Brief: Print all the data, keeping every line exactly as it is.

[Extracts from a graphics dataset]
☆ ☆ ☆ ☆ ☆ ☆ ☆

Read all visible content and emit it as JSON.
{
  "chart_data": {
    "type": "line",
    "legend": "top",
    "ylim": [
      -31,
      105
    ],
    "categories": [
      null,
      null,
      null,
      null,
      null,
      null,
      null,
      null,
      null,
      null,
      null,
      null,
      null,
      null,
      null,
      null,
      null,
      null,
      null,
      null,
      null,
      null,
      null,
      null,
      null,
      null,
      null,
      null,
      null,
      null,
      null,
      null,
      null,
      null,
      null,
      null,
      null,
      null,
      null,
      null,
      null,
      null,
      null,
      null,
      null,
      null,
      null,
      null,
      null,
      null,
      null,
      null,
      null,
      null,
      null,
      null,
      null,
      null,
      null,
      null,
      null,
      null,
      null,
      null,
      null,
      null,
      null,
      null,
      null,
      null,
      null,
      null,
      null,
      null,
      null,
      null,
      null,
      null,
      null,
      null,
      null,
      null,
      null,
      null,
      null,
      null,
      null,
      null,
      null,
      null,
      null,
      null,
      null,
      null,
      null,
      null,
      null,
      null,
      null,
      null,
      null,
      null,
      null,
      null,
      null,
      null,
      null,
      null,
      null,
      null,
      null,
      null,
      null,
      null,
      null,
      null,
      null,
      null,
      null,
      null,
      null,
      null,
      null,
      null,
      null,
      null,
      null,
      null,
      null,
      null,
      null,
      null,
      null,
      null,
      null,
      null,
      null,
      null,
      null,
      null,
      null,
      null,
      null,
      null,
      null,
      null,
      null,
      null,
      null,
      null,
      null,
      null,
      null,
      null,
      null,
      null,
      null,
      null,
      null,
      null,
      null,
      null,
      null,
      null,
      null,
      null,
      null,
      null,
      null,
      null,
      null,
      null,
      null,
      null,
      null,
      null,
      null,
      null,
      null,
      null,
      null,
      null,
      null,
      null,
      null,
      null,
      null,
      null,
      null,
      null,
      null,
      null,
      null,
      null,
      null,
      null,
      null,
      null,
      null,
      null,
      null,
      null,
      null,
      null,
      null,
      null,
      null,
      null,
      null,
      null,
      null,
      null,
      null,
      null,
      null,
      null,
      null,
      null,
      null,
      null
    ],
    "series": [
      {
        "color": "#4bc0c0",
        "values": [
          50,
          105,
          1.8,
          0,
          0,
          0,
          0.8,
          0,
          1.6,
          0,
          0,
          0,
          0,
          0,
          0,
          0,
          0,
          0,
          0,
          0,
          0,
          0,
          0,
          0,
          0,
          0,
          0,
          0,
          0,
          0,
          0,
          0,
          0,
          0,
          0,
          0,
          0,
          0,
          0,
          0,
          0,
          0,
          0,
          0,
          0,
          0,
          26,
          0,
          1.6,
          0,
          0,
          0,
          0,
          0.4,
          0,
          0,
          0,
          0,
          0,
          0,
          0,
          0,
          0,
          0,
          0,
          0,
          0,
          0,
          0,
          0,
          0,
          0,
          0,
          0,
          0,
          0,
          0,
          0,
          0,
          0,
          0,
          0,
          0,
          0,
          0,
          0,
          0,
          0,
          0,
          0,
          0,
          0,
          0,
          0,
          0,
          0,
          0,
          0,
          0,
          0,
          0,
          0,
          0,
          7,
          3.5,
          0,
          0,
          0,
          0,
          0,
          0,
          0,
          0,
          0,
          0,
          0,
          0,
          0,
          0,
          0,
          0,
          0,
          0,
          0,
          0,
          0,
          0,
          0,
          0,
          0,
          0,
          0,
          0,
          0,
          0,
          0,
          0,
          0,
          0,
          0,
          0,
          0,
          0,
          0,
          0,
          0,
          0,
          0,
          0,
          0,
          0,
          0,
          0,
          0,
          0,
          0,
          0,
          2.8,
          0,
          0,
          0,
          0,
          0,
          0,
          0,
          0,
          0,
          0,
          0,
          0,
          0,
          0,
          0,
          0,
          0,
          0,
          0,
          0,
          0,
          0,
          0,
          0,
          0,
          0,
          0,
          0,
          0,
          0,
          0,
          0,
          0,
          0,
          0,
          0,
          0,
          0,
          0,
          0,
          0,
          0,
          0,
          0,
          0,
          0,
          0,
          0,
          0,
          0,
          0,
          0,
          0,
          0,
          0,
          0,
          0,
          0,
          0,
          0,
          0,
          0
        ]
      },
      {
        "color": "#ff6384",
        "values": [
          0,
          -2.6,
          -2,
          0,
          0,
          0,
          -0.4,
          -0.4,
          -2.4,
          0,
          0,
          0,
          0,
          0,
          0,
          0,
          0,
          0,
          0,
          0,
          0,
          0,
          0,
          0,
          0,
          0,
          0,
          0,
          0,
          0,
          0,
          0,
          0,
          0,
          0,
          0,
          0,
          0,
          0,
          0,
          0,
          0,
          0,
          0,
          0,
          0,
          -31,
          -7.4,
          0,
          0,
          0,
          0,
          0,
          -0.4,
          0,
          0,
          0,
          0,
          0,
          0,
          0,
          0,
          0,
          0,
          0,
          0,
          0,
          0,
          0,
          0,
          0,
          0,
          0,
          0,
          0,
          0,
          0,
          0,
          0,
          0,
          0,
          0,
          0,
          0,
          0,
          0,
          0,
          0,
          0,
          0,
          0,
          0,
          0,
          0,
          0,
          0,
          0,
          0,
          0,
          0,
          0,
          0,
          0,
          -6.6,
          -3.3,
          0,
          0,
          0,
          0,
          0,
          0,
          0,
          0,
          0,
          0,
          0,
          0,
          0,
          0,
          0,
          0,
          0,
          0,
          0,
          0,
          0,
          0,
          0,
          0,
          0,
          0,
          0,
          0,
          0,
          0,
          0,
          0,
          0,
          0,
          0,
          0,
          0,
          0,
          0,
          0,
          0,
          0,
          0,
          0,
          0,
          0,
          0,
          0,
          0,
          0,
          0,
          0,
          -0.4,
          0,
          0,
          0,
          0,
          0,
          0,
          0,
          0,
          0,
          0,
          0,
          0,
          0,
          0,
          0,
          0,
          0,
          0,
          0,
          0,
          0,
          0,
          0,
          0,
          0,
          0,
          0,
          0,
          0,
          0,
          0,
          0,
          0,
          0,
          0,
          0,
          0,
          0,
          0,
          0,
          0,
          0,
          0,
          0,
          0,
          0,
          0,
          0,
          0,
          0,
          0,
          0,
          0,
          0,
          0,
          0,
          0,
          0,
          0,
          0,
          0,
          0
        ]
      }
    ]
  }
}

☆ ☆ ☆ ☆ ☆ ☆ ☆

Finished answer:
Read all visible content and emit it as JSON.
{
  "chart_data": {
    "type": "line",
    "legend": "top",
    "ylim": [
      -31,
      105
    ],
    "categories": [
      null,
      null,
      null,
      null,
      null,
      null,
      null,
      null,
      null,
      null,
      null,
      null,
      null,
      null,
      null,
      null,
      null,
      null,
      null,
      null,
      null,
      null,
      null,
      null,
      null,
      null,
      null,
      null,
      null,
      null,
      null,
      null,
      null,
      null,
      null,
      null,
      null,
      null,
      null,
      null,
      null,
      null,
      null,
      null,
      null,
      null,
      null,
      null,
      null,
      null,
      null,
      null,
      null,
      null,
      null,
      null,
      null,
      null,
      null,
      null,
      null,
      null,
      null,
      null,
      null,
      null,
      null,
      null,
      null,
      null,
      null,
      null,
      null,
      null,
      null,
      null,
      null,
      null,
      null,
      null,
      null,
      null,
      null,
      null,
      null,
      null,
      null,
      null,
      null,
      null,
      null,
      null,
      null,
      null,
      null,
      null,
      null,
      null,
      null,
      null,
      null,
      null,
      null,
      null,
      null,
      null,
      null,
      null,
      null,
      null,
      null,
      null,
      null,
      null,
      null,
      null,
      null,
      null,
      null,
      null,
      null,
      null,
      null,
      null,
      null,
      null,
      null,
      null,
      null,
      null,
      null,
      null,
      null,
      null,
      null,
      null,
      null,
      null,
      null,
      null,
      null,
      null,
      null,
      null,
      null,
      null,
      null,
      null,
      null,
      null,
      null,
      null,
      null,
      null,
      null,
      null,
      null,
      null,
      null,
      null,
      null,
      null,
      null,
      null,
      null,
      null,
      null,
      null,
      null,
      null,
      null,
      null,
      null,
      null,
      null,
      null,
      null,
      null,
      null,
      null,
      null,
      null,
      null,
      null,
      null,
      null,
      null,
      null,
      null,
      null,
      null,
      null,
      null,
      null,
      null,
      null,
      null,
      null,
      null,
      null,
      null,
      null,
      null,
      null,
      null,
      null,
      null,
      null,
      null,
      null,
      null,
      null,
      null,
      null,
      null,
      null,
      null,
      null,
      null,
      null
    ],
    "series": [
      {
        "color": "#4bc0c0",
        "values": [
          50,
          105,
          1.8,
          0,
          0,
          0,
          0.8,
          0,
          1.6,
          0,
          0,
          0,
          0,
          0,
          0,
          0,
          0,
          0,
          0,
          0,
          0,
          0,
          0,
          0,
          0,
          0,
          0,
          0,
          0,
          0,
          0,
          0,
          0,
          0,
          0,
          0,
          0,
          0,
          0,
          0,
          0,
          0,
          0,
          0,
          0,
          0,
          26,
          0,
          1.6,
          0,
          0,
          0,
          0,
          0.4,
          0,
          0,
          0,
          0,
          0,
          0,
          0,
          0,
          0,
          0,
          0,
          0,
          0,
          0,
          0,
          0,
          0,
          0,
          0,
          0,
          0,
          0,
          0,
          0,
          0,
          0,
          0,
          0,
          0,
          0,
          0,
          0,
          0,
          0,
          0,
          0,
          0,
          0,
          0,
          0,
          0,
          0,
          0,
          0,
          0,
          0,
          0,
          0,
          0,
          7,
          3.5,
          0,
          0,
          0,
          0,
          0,
          0,
          0,
          0,
          0,
          0,
          0,
          0,
          0,
          0,
          0,
          0,
          0,
          0,
          0,
          0,
          0,
          0,
          0,
          0,
          0,
          0,
          0,
          0,
          0,
          0,
          0,
          0,
          0,
          0,
          0,
          0,
          0,
          0,
          0,
          0,
          0,
          0,
          0,
          0,
          0,
          0,
          0,
          0,
          0,
          0,
          0,
          0,
          2.8,
          0,
          0,
          0,
          0,
          0,
          0,
          0,
          0,
          0,
          0,
          0,
          0,
          0,
          0,
          0,
          0,
          0,
          0,
          0,
          0,
          0,
          0,
          0,
          0,
          0,
          0,
          0,
          0,
          0,
          0,
          0,
          0,
          0,
          0,
          0,
          0,
          0,
          0,
          0,
          0,
          0,
          0,
          0,
          0,
          0,
          0,
          0,
          0,
          0,
          0,
          0,
          0,
          0,
          0,
          0,
          0,
          0,
          0,
          0,
          0,
          0,
          0
        ]
      },
      {
        "color": "#ff6384",
        "values": [
          0,
          -2.6,
          -2,
          0,
          0,
          0,
          -0.4,
          -0.4,
          -2.4,
          0,
          0,
          0,
          0,
          0,
          0,
          0,
          0,
          0,
          0,
          0,
          0,
          0,
          0,
          0,
          0,
          0,
          0,
          0,
          0,
          0,
          0,
          0,
          0,
          0,
          0,
          0,
          0,
          0,
          0,
          0,
          0,
          0,
          0,
          0,
          0,
          0,
          -31,
          -7.4,
          0,
          0,
          0,
          0,
          0,
          -0.4,
          0,
          0,
          0,
          0,
          0,
          0,
          0,
          0,
          0,
          0,
          0,
          0,
          0,
          0,
          0,
          0,
          0,
          0,
          0,
          0,
          0,
          0,
          0,
          0,
          0,
          0,
          0,
          0,
          0,
          0,
          0,
          0,
          0,
          0,
          0,
          0,
          0,
          0,
          0,
          0,
          0,
          0,
          0,
          0,
          0,
          0,
          0,
          0,
          0,
          -6.6,
          -3.3,
          0,
          0,
          0,
          0,
          0,
          0,
          0,
          0,
          0,
          0,
          0,
          0,
          0,
          0,
          0,
          0,
          0,
          0,
          0,
          0,
          0,
          0,
          0,
          0,
          0,
          0,
          0,
          0,
          0,
          0,
          0,
          0,
          0,
          0,
          0,
          0,
          0,
          0,
          0,
          0,
          0,
          0,
          0,
          0,
          0,
          0,
          0,
          0,
          0,
          0,
          0,
          0,
          -0.4,
          0,
          0,
          0,
          0,
          0,
          0,
          0,
          0,
          0,
          0,
          0,
          0,
          0,
          0,
          0,
          0,
          0,
          0,
          0,
          0,
          0,
          0,
          0,
          0,
          0,
          0,
          0,
          0,
          0,
          0,
          0,
          0,
          0,
          0,
          0,
          0,
          0,
          0,
          0,
          0,
          0,
          0,
          0,
          0,
          0,
          0,
          0,
          0,
          0,
          0,
          0,
          0,
          0,
          0,
          0,
          0,
          0,
          0,
          0,
          0,
          0,
          0
        ]
      }
    ]
  }
}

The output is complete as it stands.